[Task material start]
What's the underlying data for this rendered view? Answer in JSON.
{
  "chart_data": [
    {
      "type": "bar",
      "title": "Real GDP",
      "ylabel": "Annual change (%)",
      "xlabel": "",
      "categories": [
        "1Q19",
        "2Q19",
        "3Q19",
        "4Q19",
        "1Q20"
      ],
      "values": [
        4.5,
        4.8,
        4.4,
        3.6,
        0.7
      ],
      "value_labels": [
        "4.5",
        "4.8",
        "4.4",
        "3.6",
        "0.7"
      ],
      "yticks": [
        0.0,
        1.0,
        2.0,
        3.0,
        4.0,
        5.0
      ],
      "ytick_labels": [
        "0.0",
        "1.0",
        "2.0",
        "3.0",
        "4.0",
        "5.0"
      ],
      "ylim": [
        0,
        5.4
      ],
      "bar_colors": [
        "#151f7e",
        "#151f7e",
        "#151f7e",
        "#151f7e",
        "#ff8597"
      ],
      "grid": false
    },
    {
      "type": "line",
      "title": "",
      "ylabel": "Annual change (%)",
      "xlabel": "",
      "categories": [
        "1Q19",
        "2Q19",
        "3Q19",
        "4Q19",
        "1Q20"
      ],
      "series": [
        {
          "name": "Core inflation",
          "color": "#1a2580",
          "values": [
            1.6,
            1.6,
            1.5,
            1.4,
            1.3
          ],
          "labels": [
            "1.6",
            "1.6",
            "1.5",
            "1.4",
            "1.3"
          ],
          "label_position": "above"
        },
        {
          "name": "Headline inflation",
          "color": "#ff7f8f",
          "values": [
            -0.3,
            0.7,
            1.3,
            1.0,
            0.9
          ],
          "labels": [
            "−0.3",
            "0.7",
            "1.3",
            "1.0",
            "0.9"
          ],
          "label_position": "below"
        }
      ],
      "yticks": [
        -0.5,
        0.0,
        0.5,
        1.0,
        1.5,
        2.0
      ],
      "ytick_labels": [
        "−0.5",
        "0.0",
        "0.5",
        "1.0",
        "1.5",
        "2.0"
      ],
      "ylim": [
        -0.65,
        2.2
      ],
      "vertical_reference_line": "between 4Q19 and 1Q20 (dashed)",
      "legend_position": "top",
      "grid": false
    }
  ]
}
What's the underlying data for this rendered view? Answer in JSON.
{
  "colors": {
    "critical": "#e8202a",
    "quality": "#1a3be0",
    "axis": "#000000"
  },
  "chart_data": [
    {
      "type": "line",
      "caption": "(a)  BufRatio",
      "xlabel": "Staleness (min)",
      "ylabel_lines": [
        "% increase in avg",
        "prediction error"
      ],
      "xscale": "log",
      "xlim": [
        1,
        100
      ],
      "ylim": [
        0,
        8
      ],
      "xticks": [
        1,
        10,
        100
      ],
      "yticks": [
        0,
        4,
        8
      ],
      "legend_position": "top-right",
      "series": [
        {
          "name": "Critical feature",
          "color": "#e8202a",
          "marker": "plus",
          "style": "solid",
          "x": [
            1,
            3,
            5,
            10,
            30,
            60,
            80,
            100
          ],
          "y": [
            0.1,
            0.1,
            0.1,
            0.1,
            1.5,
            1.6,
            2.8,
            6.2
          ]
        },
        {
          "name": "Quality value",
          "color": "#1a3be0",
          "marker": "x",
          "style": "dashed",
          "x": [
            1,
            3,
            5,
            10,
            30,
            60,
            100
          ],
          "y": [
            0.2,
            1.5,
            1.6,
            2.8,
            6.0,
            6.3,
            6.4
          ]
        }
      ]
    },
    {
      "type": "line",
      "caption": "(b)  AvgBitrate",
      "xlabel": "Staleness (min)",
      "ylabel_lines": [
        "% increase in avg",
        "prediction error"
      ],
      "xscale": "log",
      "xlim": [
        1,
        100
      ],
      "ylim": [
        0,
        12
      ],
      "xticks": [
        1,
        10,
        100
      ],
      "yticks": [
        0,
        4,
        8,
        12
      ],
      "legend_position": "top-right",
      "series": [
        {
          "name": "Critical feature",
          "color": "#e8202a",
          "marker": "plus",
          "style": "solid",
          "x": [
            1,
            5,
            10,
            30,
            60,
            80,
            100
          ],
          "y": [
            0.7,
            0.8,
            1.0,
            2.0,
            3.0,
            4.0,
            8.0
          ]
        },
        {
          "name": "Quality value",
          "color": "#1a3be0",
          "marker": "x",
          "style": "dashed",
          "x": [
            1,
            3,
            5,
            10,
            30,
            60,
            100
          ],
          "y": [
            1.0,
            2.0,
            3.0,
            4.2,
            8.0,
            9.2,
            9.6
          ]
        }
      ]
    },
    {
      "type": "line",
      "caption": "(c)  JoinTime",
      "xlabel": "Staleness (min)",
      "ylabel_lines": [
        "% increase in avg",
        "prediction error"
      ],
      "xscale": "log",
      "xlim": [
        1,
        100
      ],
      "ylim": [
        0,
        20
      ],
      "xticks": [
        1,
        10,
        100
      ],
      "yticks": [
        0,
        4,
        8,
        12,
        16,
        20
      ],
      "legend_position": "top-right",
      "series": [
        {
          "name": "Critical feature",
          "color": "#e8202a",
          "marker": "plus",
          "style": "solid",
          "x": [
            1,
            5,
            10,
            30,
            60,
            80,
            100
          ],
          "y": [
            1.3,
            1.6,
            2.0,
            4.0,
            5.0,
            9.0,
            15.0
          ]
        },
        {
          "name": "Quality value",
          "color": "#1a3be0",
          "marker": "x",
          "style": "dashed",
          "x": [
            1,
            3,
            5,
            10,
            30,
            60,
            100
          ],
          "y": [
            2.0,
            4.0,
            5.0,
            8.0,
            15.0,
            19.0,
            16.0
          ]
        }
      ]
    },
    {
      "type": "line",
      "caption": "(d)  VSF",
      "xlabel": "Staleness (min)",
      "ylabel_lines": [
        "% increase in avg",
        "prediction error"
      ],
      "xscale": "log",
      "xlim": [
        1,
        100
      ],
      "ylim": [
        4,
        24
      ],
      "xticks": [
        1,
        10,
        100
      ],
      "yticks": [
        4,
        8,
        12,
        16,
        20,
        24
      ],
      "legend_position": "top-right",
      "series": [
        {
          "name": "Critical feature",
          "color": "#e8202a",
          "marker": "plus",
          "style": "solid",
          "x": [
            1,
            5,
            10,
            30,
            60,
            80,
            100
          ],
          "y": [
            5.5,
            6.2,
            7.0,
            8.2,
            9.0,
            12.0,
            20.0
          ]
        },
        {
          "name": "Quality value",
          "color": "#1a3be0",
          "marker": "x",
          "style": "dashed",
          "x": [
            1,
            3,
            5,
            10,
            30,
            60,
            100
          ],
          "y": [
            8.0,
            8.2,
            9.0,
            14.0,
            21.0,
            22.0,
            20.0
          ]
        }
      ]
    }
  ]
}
[Task material end]
From the entries above, select each line containing the string "inflation".

          "name": "Core inflation",
          "name": "Headline inflation",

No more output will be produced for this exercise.